• **Your goal**:
Write out the records that appear below, verbatim and complete, but without pictures.

Records about charts and figures
════════

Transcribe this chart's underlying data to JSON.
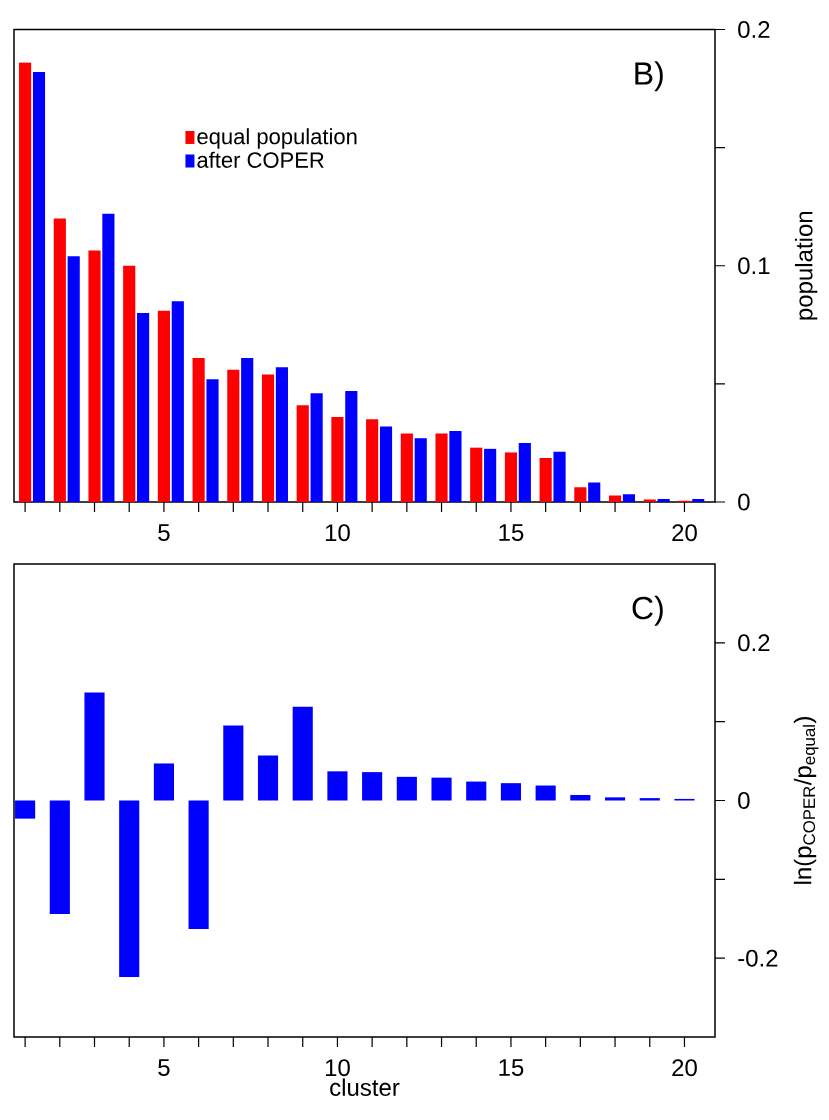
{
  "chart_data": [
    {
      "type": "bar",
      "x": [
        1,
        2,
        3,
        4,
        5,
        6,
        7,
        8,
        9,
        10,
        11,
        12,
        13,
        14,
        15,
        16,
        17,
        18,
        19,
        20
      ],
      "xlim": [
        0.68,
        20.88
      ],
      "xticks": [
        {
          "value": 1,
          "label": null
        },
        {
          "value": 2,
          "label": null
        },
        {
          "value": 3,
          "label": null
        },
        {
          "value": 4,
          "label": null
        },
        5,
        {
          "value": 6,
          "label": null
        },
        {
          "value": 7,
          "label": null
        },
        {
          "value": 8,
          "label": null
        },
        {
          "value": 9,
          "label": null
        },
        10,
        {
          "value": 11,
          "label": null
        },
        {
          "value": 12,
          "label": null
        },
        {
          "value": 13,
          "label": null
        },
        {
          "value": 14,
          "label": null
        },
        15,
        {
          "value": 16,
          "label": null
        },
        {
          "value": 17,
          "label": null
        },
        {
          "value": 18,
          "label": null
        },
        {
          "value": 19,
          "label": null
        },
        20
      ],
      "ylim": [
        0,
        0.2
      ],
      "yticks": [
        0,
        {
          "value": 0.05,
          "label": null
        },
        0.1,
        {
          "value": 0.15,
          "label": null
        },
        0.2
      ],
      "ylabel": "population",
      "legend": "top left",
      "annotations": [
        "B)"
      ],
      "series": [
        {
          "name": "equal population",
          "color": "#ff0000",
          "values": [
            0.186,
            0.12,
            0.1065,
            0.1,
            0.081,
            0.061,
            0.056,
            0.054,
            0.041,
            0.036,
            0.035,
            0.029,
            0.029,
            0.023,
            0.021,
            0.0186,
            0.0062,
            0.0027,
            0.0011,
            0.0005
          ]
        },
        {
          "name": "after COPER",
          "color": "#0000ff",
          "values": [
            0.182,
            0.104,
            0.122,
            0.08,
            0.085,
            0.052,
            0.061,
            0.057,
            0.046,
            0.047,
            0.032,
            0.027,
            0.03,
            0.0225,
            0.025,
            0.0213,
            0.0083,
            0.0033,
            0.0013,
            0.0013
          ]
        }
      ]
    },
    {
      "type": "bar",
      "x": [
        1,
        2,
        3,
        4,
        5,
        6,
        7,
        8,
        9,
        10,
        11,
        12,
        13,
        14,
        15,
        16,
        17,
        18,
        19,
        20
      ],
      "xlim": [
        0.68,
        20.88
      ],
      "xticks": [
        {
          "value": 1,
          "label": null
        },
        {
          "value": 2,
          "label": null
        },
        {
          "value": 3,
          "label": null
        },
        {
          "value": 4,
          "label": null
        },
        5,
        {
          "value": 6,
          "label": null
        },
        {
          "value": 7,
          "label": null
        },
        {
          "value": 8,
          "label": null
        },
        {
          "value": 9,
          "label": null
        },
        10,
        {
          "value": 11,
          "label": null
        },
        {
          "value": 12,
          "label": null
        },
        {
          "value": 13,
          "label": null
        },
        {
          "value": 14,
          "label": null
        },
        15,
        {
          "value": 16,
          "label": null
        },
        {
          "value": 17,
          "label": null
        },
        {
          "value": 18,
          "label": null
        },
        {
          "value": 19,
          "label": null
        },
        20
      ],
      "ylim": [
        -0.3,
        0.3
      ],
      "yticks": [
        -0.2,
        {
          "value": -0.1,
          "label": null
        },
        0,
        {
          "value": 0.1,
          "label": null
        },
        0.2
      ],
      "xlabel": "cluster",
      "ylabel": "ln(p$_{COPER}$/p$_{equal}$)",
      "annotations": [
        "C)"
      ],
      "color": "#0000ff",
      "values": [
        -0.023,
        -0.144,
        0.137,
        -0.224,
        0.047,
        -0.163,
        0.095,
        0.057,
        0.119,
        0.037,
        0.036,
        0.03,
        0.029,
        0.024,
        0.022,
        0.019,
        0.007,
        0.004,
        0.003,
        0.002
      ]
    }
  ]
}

════════

• **Solution**:
Transcribe this chart's underlying data to JSON.
{
  "chart_data": [
    {
      "type": "bar",
      "x": [
        1,
        2,
        3,
        4,
        5,
        6,
        7,
        8,
        9,
        10,
        11,
        12,
        13,
        14,
        15,
        16,
        17,
        18,
        19,
        20
      ],
      "xlim": [
        0.68,
        20.88
      ],
      "xticks": [
        {
          "value": 1,
          "label": null
        },
        {
          "value": 2,
          "label": null
        },
        {
          "value": 3,
          "label": null
        },
        {
          "value": 4,
          "label": null
        },
        5,
        {
          "value": 6,
          "label": null
        },
        {
          "value": 7,
          "label": null
        },
        {
          "value": 8,
          "label": null
        },
        {
          "value": 9,
          "label": null
        },
        10,
        {
          "value": 11,
          "label": null
        },
        {
          "value": 12,
          "label": null
        },
        {
          "value": 13,
          "label": null
        },
        {
          "value": 14,
          "label": null
        },
        15,
        {
          "value": 16,
          "label": null
        },
        {
          "value": 17,
          "label": null
        },
        {
          "value": 18,
          "label": null
        },
        {
          "value": 19,
          "label": null
        },
        20
      ],
      "ylim": [
        0,
        0.2
      ],
      "yticks": [
        0,
        {
          "value": 0.05,
          "label": null
        },
        0.1,
        {
          "value": 0.15,
          "label": null
        },
        0.2
      ],
      "ylabel": "population",
      "legend": "top left",
      "annotations": [
        "B)"
      ],
      "series": [
        {
          "name": "equal population",
          "color": "#ff0000",
          "values": [
            0.186,
            0.12,
            0.1065,
            0.1,
            0.081,
            0.061,
            0.056,
            0.054,
            0.041,
            0.036,
            0.035,
            0.029,
            0.029,
            0.023,
            0.021,
            0.0186,
            0.0062,
            0.0027,
            0.0011,
            0.0005
          ]
        },
        {
          "name": "after COPER",
          "color": "#0000ff",
          "values": [
            0.182,
            0.104,
            0.122,
            0.08,
            0.085,
            0.052,
            0.061,
            0.057,
            0.046,
            0.047,
            0.032,
            0.027,
            0.03,
            0.0225,
            0.025,
            0.0213,
            0.0083,
            0.0033,
            0.0013,
            0.0013
          ]
        }
      ]
    },
    {
      "type": "bar",
      "x": [
        1,
        2,
        3,
        4,
        5,
        6,
        7,
        8,
        9,
        10,
        11,
        12,
        13,
        14,
        15,
        16,
        17,
        18,
        19,
        20
      ],
      "xlim": [
        0.68,
        20.88
      ],
      "xticks": [
        {
          "value": 1,
          "label": null
        },
        {
          "value": 2,
          "label": null
        },
        {
          "value": 3,
          "label": null
        },
        {
          "value": 4,
          "label": null
        },
        5,
        {
          "value": 6,
          "label": null
        },
        {
          "value": 7,
          "label": null
        },
        {
          "value": 8,
          "label": null
        },
        {
          "value": 9,
          "label": null
        },
        10,
        {
          "value": 11,
          "label": null
        },
        {
          "value": 12,
          "label": null
        },
        {
          "value": 13,
          "label": null
        },
        {
          "value": 14,
          "label": null
        },
        15,
        {
          "value": 16,
          "label": null
        },
        {
          "value": 17,
          "label": null
        },
        {
          "value": 18,
          "label": null
        },
        {
          "value": 19,
          "label": null
        },
        20
      ],
      "ylim": [
        -0.3,
        0.3
      ],
      "yticks": [
        -0.2,
        {
          "value": -0.1,
          "label": null
        },
        0,
        {
          "value": 0.1,
          "label": null
        },
        0.2
      ],
      "xlabel": "cluster",
      "ylabel": "ln(p$_{COPER}$/p$_{equal}$)",
      "annotations": [
        "C)"
      ],
      "color": "#0000ff",
      "values": [
        -0.023,
        -0.144,
        0.137,
        -0.224,
        0.047,
        -0.163,
        0.095,
        0.057,
        0.119,
        0.037,
        0.036,
        0.03,
        0.029,
        0.024,
        0.022,
        0.019,
        0.007,
        0.004,
        0.003,
        0.002
      ]
    }
  ]
}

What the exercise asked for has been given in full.